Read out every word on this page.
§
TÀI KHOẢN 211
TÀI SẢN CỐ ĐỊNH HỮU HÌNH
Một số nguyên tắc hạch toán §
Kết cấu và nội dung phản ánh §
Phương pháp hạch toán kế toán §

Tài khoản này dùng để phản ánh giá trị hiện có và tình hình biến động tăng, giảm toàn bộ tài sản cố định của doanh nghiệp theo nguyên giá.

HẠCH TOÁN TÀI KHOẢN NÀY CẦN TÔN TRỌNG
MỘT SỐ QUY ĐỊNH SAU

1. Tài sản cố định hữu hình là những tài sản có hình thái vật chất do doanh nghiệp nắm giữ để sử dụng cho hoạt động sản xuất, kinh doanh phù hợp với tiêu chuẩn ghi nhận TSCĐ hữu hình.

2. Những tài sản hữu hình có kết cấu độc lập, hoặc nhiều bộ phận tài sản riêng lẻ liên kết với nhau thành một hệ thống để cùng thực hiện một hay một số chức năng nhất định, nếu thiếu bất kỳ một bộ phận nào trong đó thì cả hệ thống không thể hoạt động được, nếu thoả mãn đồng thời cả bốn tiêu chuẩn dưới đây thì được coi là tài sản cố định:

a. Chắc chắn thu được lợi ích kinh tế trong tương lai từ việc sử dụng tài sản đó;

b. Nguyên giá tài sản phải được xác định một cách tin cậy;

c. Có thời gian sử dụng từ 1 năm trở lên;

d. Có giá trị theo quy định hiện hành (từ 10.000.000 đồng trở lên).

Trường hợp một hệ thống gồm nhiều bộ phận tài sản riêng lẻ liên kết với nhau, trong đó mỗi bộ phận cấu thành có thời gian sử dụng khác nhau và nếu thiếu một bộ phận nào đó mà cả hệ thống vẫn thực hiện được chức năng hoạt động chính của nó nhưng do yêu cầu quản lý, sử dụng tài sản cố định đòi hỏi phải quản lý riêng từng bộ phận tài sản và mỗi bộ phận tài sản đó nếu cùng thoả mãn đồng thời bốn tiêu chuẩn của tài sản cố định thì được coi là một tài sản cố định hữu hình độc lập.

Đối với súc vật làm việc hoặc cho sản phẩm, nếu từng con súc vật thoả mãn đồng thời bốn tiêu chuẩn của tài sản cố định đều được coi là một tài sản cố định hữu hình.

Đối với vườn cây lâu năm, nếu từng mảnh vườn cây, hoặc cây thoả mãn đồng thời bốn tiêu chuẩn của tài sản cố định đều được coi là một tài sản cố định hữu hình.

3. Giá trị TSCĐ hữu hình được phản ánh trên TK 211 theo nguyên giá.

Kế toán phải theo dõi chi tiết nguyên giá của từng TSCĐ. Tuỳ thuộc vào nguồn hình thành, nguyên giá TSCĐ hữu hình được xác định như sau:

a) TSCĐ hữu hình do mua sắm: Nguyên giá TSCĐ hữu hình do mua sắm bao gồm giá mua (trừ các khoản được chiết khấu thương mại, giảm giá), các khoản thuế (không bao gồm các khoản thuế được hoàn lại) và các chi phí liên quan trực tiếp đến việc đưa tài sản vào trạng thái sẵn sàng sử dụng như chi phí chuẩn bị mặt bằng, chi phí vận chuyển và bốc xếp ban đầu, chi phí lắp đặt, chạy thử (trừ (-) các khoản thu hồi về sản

# [What is required]
Restate the listing in full, word for word.

# [Full answer]
Read out every word on this page.
§
TÀI KHOẢN 211
TÀI SẢN CỐ ĐỊNH HỮU HÌNH
Một số nguyên tắc hạch toán §
Kết cấu và nội dung phản ánh §
Phương pháp hạch toán kế toán §

Tài khoản này dùng để phản ánh giá trị hiện có và tình hình biến động tăng, giảm toàn bộ tài sản cố định của doanh nghiệp theo nguyên giá.

HẠCH TOÁN TÀI KHOẢN NÀY CẦN TÔN TRỌNG
MỘT SỐ QUY ĐỊNH SAU

1. Tài sản cố định hữu hình là những tài sản có hình thái vật chất do doanh nghiệp nắm giữ để sử dụng cho hoạt động sản xuất, kinh doanh phù hợp với tiêu chuẩn ghi nhận TSCĐ hữu hình.

2. Những tài sản hữu hình có kết cấu độc lập, hoặc nhiều bộ phận tài sản riêng lẻ liên kết với nhau thành một hệ thống để cùng thực hiện một hay một số chức năng nhất định, nếu thiếu bất kỳ một bộ phận nào trong đó thì cả hệ thống không thể hoạt động được, nếu thoả mãn đồng thời cả bốn tiêu chuẩn dưới đây thì được coi là tài sản cố định:

a. Chắc chắn thu được lợi ích kinh tế trong tương lai từ việc sử dụng tài sản đó;

b. Nguyên giá tài sản phải được xác định một cách tin cậy;

c. Có thời gian sử dụng từ 1 năm trở lên;

d. Có giá trị theo quy định hiện hành (từ 10.000.000 đồng trở lên).

Trường hợp một hệ thống gồm nhiều bộ phận tài sản riêng lẻ liên kết với nhau, trong đó mỗi bộ phận cấu thành có thời gian sử dụng khác nhau và nếu thiếu một bộ phận nào đó mà cả hệ thống vẫn thực hiện được chức năng hoạt động chính của nó nhưng do yêu cầu quản lý, sử dụng tài sản cố định đòi hỏi phải quản lý riêng từng bộ phận tài sản và mỗi bộ phận tài sản đó nếu cùng thoả mãn đồng thời bốn tiêu chuẩn của tài sản cố định thì được coi là một tài sản cố định hữu hình độc lập.

Đối với súc vật làm việc hoặc cho sản phẩm, nếu từng con súc vật thoả mãn đồng thời bốn tiêu chuẩn của tài sản cố định đều được coi là một tài sản cố định hữu hình.

Đối với vườn cây lâu năm, nếu từng mảnh vườn cây, hoặc cây thoả mãn đồng thời bốn tiêu chuẩn của tài sản cố định đều được coi là một tài sản cố định hữu hình.

3. Giá trị TSCĐ hữu hình được phản ánh trên TK 211 theo nguyên giá.

Kế toán phải theo dõi chi tiết nguyên giá của từng TSCĐ. Tuỳ thuộc vào nguồn hình thành, nguyên giá TSCĐ hữu hình được xác định như sau:

a) TSCĐ hữu hình do mua sắm: Nguyên giá TSCĐ hữu hình do mua sắm bao gồm giá mua (trừ các khoản được chiết khấu thương mại, giảm giá), các khoản thuế (không bao gồm các khoản thuế được hoàn lại) và các chi phí liên quan trực tiếp đến việc đưa tài sản vào trạng thái sẵn sàng sử dụng như chi phí chuẩn bị mặt bằng, chi phí vận chuyển và bốc xếp ban đầu, chi phí lắp đặt, chạy thử (trừ (-) các khoản thu hồi về sản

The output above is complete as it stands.